**RECORDS SUPPLIED**

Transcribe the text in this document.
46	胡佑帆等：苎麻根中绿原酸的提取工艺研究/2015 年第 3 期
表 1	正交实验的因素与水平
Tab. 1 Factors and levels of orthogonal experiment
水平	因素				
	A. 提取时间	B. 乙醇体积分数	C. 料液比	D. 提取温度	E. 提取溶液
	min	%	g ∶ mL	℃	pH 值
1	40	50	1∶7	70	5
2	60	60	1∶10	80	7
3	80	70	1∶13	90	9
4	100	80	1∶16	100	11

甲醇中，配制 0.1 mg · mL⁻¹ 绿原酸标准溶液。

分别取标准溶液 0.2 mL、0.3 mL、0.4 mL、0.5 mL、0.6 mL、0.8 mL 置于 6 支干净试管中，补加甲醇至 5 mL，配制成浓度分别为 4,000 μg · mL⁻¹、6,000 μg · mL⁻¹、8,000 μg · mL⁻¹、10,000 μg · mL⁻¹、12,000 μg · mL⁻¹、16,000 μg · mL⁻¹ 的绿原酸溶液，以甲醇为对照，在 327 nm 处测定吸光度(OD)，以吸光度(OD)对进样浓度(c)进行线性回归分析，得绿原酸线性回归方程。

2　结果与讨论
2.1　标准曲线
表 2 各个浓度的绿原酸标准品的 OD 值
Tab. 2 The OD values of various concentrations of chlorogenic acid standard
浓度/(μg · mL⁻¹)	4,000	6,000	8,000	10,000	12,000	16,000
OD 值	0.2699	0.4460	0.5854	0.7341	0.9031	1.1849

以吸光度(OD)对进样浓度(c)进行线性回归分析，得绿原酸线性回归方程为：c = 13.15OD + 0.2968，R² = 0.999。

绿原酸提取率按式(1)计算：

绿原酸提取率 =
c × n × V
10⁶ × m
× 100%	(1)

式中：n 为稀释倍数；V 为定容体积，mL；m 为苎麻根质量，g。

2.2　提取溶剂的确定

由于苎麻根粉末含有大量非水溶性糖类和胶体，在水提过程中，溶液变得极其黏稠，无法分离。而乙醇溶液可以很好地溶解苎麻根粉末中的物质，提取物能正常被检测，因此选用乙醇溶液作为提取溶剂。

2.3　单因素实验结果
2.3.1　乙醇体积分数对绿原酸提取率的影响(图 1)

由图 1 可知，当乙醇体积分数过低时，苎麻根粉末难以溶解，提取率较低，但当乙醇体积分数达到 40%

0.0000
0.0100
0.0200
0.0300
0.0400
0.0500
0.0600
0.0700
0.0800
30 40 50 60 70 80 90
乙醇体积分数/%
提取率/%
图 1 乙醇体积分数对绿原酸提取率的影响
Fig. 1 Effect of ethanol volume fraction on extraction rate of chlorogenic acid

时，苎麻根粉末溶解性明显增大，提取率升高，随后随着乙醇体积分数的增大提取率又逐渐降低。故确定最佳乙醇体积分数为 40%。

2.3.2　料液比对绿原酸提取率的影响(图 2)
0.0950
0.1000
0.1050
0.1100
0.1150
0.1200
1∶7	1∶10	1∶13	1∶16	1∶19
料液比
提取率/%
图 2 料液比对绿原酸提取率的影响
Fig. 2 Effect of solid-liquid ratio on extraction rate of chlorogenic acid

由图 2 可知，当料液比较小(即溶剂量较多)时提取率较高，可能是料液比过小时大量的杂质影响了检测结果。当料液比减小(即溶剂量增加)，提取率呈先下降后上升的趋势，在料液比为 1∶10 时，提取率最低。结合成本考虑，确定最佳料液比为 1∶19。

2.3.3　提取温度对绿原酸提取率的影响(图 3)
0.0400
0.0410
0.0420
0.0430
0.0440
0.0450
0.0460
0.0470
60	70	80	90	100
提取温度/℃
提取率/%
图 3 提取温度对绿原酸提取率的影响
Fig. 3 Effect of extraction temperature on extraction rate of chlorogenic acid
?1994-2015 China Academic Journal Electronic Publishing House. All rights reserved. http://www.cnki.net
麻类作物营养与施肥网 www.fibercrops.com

...

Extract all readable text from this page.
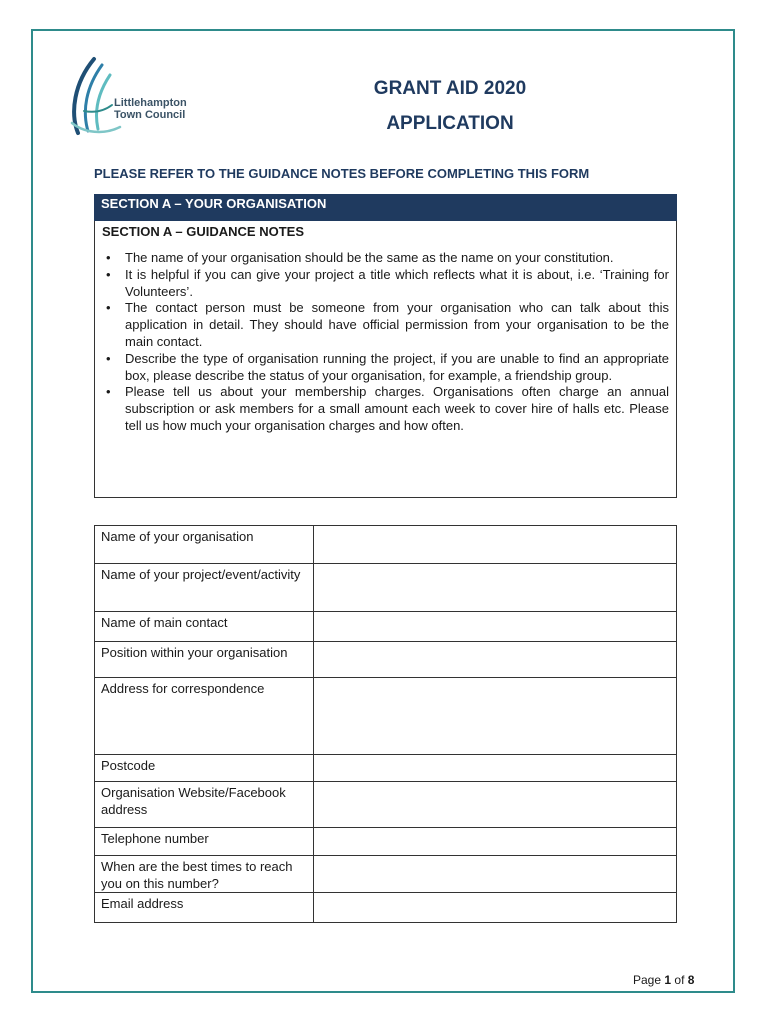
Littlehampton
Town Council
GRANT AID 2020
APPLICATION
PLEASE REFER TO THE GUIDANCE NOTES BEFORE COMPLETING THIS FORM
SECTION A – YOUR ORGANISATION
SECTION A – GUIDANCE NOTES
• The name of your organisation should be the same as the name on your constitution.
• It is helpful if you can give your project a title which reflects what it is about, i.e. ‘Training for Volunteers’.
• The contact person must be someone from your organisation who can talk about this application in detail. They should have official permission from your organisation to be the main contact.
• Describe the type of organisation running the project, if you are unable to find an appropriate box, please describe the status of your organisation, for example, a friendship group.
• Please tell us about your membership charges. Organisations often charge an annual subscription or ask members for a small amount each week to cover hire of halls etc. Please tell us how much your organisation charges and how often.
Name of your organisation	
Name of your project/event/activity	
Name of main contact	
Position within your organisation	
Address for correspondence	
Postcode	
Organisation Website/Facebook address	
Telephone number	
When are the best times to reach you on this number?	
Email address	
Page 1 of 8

**WHAT IS REQUIRED**
Work through the records line by line and tally those with the word "进行线性回归分析". Report only the total.

**ANSWER TO THIS PROBLEM**
2